* [Directions]: Return each line of the data below exactly, omitting any pictures.
::: Data records
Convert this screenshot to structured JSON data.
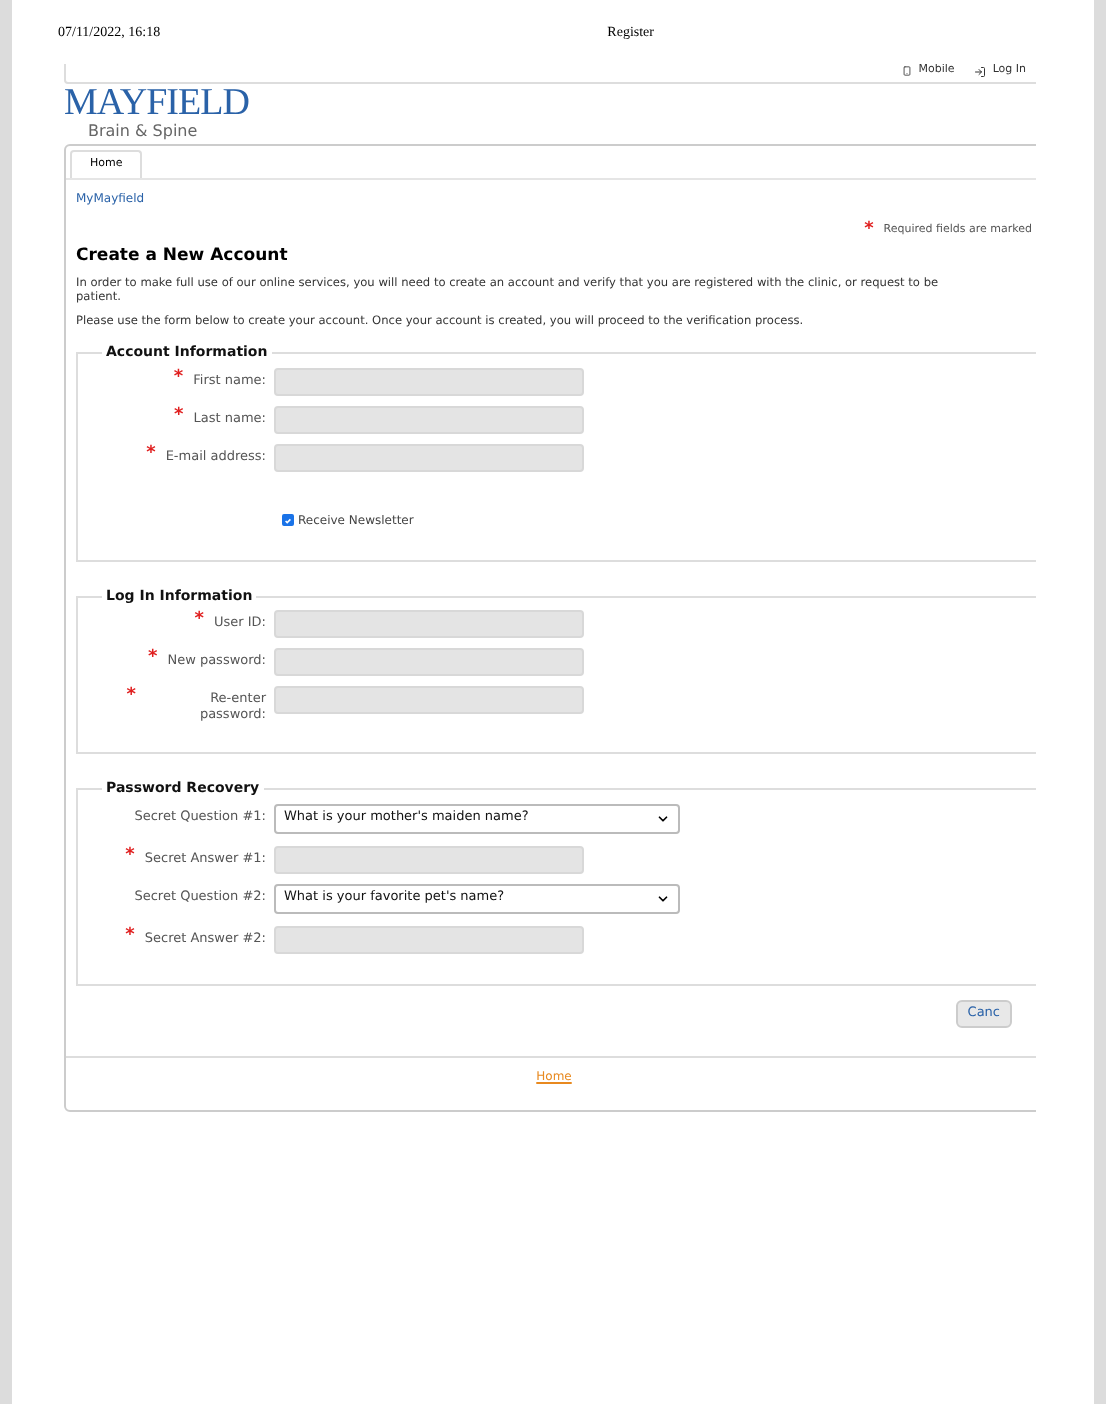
{
  "print_header": {
    "date": "07/11/2022, 16:18",
    "title": "Register"
  },
  "top_links": [
    {
      "kind": "mobile",
      "label": "Mobile"
    },
    {
      "kind": "login",
      "label": "Log In"
    }
  ],
  "logo": {
    "name": "MAYFIELD",
    "tagline": "Brain & Spine"
  },
  "nav_tabs": [
    {
      "label": "Home",
      "selected": true
    }
  ],
  "breadcrumb": "MyMayfield",
  "required_note": {
    "marker": "*",
    "text": "Required fields are marked"
  },
  "heading": "Create a New Account",
  "paragraphs": [
    {
      "lines": [
        "In order to make full use of our online services, you will need to create an account and verify that you are registered with the clinic, or request to be",
        "patient."
      ]
    },
    {
      "lines": [
        "Please use the form below to create your account. Once your account is created, you will proceed to the verification process."
      ]
    }
  ],
  "sections": [
    {
      "title": "Account Information",
      "fields": [
        {
          "kind": "text",
          "label": "First name:",
          "required": true
        },
        {
          "kind": "text",
          "label": "Last name:",
          "required": true
        },
        {
          "kind": "text",
          "label": "E-mail address:",
          "required": true
        },
        {
          "kind": "checkbox",
          "label": "Receive Newsletter",
          "checked": true
        }
      ]
    },
    {
      "title": "Log In Information",
      "fields": [
        {
          "kind": "text",
          "label": "User ID:",
          "required": true
        },
        {
          "kind": "text",
          "label": "New password:",
          "required": true
        },
        {
          "kind": "text",
          "label": "Re-enter password:",
          "required": true
        }
      ]
    },
    {
      "title": "Password Recovery",
      "fields": [
        {
          "kind": "select",
          "label": "Secret Question #1:",
          "required": false,
          "value": "What is your mother's maiden name?"
        },
        {
          "kind": "text",
          "label": "Secret Answer #1:",
          "required": true
        },
        {
          "kind": "select",
          "label": "Secret Question #2:",
          "required": false,
          "value": "What is your favorite pet's name?"
        },
        {
          "kind": "text",
          "label": "Secret Answer #2:",
          "required": true
        }
      ]
    }
  ],
  "buttons": [
    "Canc"
  ],
  "footer_link": "Home"
}
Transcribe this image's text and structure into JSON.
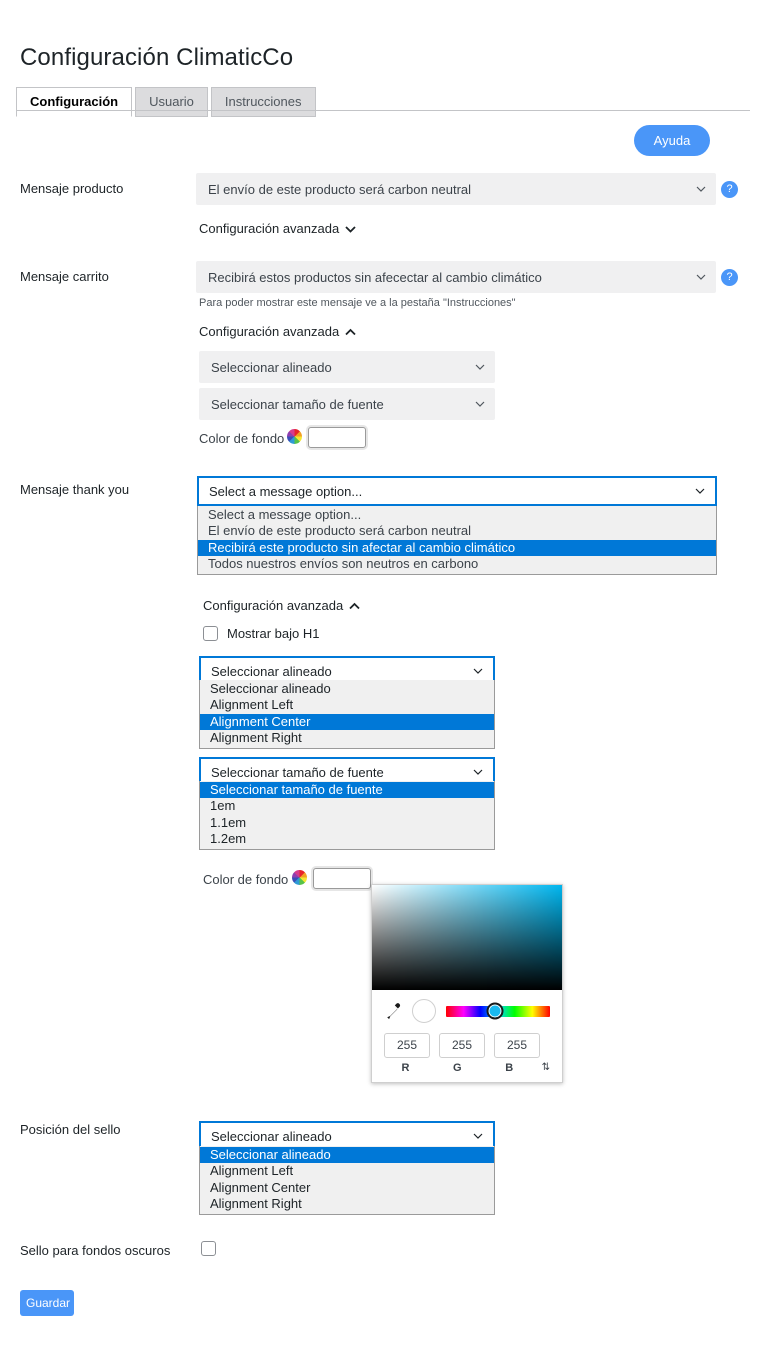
{
  "header": {
    "title": "Configuración ClimaticCo",
    "tabs": [
      {
        "label": "Configuración",
        "active": true
      },
      {
        "label": "Usuario",
        "active": false
      },
      {
        "label": "Instrucciones",
        "active": false
      }
    ],
    "help_button": "Ayuda",
    "help_icon": "question-mark-icon"
  },
  "product_message": {
    "label": "Mensaje producto",
    "value": "El envío de este producto será carbon neutral",
    "help_tooltip": "?",
    "advanced_label": "Configuración avanzada",
    "advanced_caret": "▼"
  },
  "cart_message": {
    "label": "Mensaje carrito",
    "value": "Recibirá estos productos sin afecectar al cambio climático",
    "help_tooltip": "?",
    "hint": "Para poder mostrar este mensaje ve a la pestaña \"Instrucciones\"",
    "advanced_label": "Configuración avanzada",
    "advanced_caret": "▲",
    "alignment_value": "Seleccionar alineado",
    "font_size_value": "Seleccionar tamaño de fuente",
    "color_label": "Color de fondo",
    "color_value": ""
  },
  "thankyou_message": {
    "label": "Mensaje thank you",
    "value": "Select a message option...",
    "options": [
      "Select a message option...",
      "El envío de este producto será carbon neutral",
      "Recibirá este producto sin afectar al cambio climático",
      "Todos nuestros envíos son neutros en carbono"
    ],
    "selected_index": 2,
    "advanced_label": "Configuración avanzada",
    "advanced_caret": "▲",
    "checkbox_label": "Mostrar bajo H1",
    "checkbox_checked": false,
    "alignment_value": "Seleccionar alineado",
    "alignment_options": [
      "Seleccionar alineado",
      "Alignment Left",
      "Alignment Center",
      "Alignment Right"
    ],
    "alignment_selected_index": 2,
    "font_size_value": "Seleccionar tamaño de fuente",
    "font_size_options": [
      "Seleccionar tamaño de fuente",
      "1em",
      "1.1em",
      "1.2em"
    ],
    "font_size_selected_index": 0,
    "color_label": "Color de fondo",
    "color_value": ""
  },
  "color_picker": {
    "eyedropper_icon": "eyedropper-icon",
    "hue_value": 192,
    "rgb": {
      "r": "255",
      "g": "255",
      "b": "255"
    },
    "labels": {
      "r": "R",
      "g": "G",
      "b": "B"
    },
    "mode_switch": "⇅"
  },
  "seal_position": {
    "label": "Posición del sello",
    "value": "Seleccionar alineado",
    "options": [
      "Seleccionar alineado",
      "Alignment Left",
      "Alignment Center",
      "Alignment Right"
    ],
    "selected_index": 0
  },
  "dark_seal": {
    "label": "Sello para fondos oscuros",
    "checked": false
  },
  "footer": {
    "save_label": "Guardar"
  },
  "colors": {
    "accent": "#4a96f8",
    "highlight": "#0078d7",
    "field_bg": "#f0f0f1",
    "border": "#c3c4c7"
  }
}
::::::
* [The solution]:
Convert this screenshot to structured JSON data.
{
  "print_header": {
    "date": "07/11/2022, 16:18",
    "title": "Register"
  },
  "top_links": [
    {
      "kind": "mobile",
      "label": "Mobile"
    },
    {
      "kind": "login",
      "label": "Log In"
    }
  ],
  "logo": {
    "name": "MAYFIELD",
    "tagline": "Brain & Spine"
  },
  "nav_tabs": [
    {
      "label": "Home",
      "selected": true
    }
  ],
  "breadcrumb": "MyMayfield",
  "required_note": {
    "marker": "*",
    "text": "Required fields are marked"
  },
  "heading": "Create a New Account",
  "paragraphs": [
    {
      "lines": [
        "In order to make full use of our online services, you will need to create an account and verify that you are registered with the clinic, or request to be",
        "patient."
      ]
    },
    {
      "lines": [
        "Please use the form below to create your account. Once your account is created, you will proceed to the verification process."
      ]
    }
  ],
  "sections": [
    {
      "title": "Account Information",
      "fields": [
        {
          "kind": "text",
          "label": "First name:",
          "required": true
        },
        {
          "kind": "text",
          "label": "Last name:",
          "required": true
        },
        {
          "kind": "text",
          "label": "E-mail address:",
          "required": true
        },
        {
          "kind": "checkbox",
          "label": "Receive Newsletter",
          "checked": true
        }
      ]
    },
    {
      "title": "Log In Information",
      "fields": [
        {
          "kind": "text",
          "label": "User ID:",
          "required": true
        },
        {
          "kind": "text",
          "label": "New password:",
          "required": true
        },
        {
          "kind": "text",
          "label": "Re-enter password:",
          "required": true
        }
      ]
    },
    {
      "title": "Password Recovery",
      "fields": [
        {
          "kind": "select",
          "label": "Secret Question #1:",
          "required": false,
          "value": "What is your mother's maiden name?"
        },
        {
          "kind": "text",
          "label": "Secret Answer #1:",
          "required": true
        },
        {
          "kind": "select",
          "label": "Secret Question #2:",
          "required": false,
          "value": "What is your favorite pet's name?"
        },
        {
          "kind": "text",
          "label": "Secret Answer #2:",
          "required": true
        }
      ]
    }
  ],
  "buttons": [
    "Canc"
  ],
  "footer_link": "Home"
}
Transcribe this image's text and structure into JSON.
{
  "header": {
    "title": "Configuración ClimaticCo",
    "tabs": [
      {
        "label": "Configuración",
        "active": true
      },
      {
        "label": "Usuario",
        "active": false
      },
      {
        "label": "Instrucciones",
        "active": false
      }
    ],
    "help_button": "Ayuda",
    "help_icon": "question-mark-icon"
  },
  "product_message": {
    "label": "Mensaje producto",
    "value": "El envío de este producto será carbon neutral",
    "help_tooltip": "?",
    "advanced_label": "Configuración avanzada",
    "advanced_caret": "▼"
  },
  "cart_message": {
    "label": "Mensaje carrito",
    "value": "Recibirá estos productos sin afecectar al cambio climático",
    "help_tooltip": "?",
    "hint": "Para poder mostrar este mensaje ve a la pestaña \"Instrucciones\"",
    "advanced_label": "Configuración avanzada",
    "advanced_caret": "▲",
    "alignment_value": "Seleccionar alineado",
    "font_size_value": "Seleccionar tamaño de fuente",
    "color_label": "Color de fondo",
    "color_value": ""
  },
  "thankyou_message": {
    "label": "Mensaje thank you",
    "value": "Select a message option...",
    "options": [
      "Select a message option...",
      "El envío de este producto será carbon neutral",
      "Recibirá este producto sin afectar al cambio climático",
      "Todos nuestros envíos son neutros en carbono"
    ],
    "selected_index": 2,
    "advanced_label": "Configuración avanzada",
    "advanced_caret": "▲",
    "checkbox_label": "Mostrar bajo H1",
    "checkbox_checked": false,
    "alignment_value": "Seleccionar alineado",
    "alignment_options": [
      "Seleccionar alineado",
      "Alignment Left",
      "Alignment Center",
      "Alignment Right"
    ],
    "alignment_selected_index": 2,
    "font_size_value": "Seleccionar tamaño de fuente",
    "font_size_options": [
      "Seleccionar tamaño de fuente",
      "1em",
      "1.1em",
      "1.2em"
    ],
    "font_size_selected_index": 0,
    "color_label": "Color de fondo",
    "color_value": ""
  },
  "color_picker": {
    "eyedropper_icon": "eyedropper-icon",
    "hue_value": 192,
    "rgb": {
      "r": "255",
      "g": "255",
      "b": "255"
    },
    "labels": {
      "r": "R",
      "g": "G",
      "b": "B"
    },
    "mode_switch": "⇅"
  },
  "seal_position": {
    "label": "Posición del sello",
    "value": "Seleccionar alineado",
    "options": [
      "Seleccionar alineado",
      "Alignment Left",
      "Alignment Center",
      "Alignment Right"
    ],
    "selected_index": 0
  },
  "dark_seal": {
    "label": "Sello para fondos oscuros",
    "checked": false
  },
  "footer": {
    "save_label": "Guardar"
  },
  "colors": {
    "accent": "#4a96f8",
    "highlight": "#0078d7",
    "field_bg": "#f0f0f1",
    "border": "#c3c4c7"
  }
}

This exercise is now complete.